> **SET PROBLEM**: Check each line for the string "Estimate" and give only the count of lines that have it.

═══

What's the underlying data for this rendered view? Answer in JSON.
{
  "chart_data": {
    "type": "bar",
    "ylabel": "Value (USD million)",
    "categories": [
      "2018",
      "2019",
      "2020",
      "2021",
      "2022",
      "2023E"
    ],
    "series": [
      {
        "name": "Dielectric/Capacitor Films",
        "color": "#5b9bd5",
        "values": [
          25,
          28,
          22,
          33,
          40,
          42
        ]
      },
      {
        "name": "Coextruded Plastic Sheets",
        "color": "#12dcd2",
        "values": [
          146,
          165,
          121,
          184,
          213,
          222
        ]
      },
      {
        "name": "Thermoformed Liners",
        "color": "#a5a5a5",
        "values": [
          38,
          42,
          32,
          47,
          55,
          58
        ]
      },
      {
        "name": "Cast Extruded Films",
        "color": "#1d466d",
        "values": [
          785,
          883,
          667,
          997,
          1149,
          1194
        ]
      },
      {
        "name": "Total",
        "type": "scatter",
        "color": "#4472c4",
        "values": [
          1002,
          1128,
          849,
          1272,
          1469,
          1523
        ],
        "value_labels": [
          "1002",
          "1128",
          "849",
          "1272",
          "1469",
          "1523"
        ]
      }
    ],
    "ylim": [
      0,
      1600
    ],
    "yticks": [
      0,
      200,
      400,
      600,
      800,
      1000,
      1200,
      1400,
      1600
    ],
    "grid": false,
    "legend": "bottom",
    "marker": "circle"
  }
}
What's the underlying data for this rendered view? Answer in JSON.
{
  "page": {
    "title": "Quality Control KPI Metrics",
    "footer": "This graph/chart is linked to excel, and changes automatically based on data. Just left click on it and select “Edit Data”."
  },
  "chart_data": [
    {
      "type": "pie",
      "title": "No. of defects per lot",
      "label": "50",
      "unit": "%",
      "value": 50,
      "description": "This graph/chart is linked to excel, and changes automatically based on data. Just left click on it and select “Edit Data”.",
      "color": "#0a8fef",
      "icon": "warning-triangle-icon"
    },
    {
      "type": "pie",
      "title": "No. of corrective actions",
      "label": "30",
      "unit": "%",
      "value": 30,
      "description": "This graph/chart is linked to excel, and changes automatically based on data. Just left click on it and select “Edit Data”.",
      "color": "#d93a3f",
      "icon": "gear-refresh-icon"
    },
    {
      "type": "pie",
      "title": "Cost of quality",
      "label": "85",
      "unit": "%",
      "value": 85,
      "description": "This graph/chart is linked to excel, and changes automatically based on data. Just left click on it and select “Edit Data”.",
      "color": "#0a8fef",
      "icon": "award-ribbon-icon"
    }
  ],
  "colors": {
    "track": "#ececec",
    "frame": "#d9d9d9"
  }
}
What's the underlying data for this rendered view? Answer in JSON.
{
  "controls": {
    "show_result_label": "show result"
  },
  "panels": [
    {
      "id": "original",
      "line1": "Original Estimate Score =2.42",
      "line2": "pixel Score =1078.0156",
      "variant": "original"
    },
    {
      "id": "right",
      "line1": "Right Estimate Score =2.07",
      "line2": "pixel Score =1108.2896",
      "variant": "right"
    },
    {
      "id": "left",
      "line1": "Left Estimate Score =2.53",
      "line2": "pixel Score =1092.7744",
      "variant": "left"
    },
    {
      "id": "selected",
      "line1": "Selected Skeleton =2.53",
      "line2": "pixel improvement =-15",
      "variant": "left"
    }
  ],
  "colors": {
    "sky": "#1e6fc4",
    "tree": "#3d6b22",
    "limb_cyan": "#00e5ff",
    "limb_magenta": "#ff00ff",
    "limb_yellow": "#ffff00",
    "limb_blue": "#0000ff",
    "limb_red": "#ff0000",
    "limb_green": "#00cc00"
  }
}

═══

> **OUTPUT OF THE EXERCISE**: 3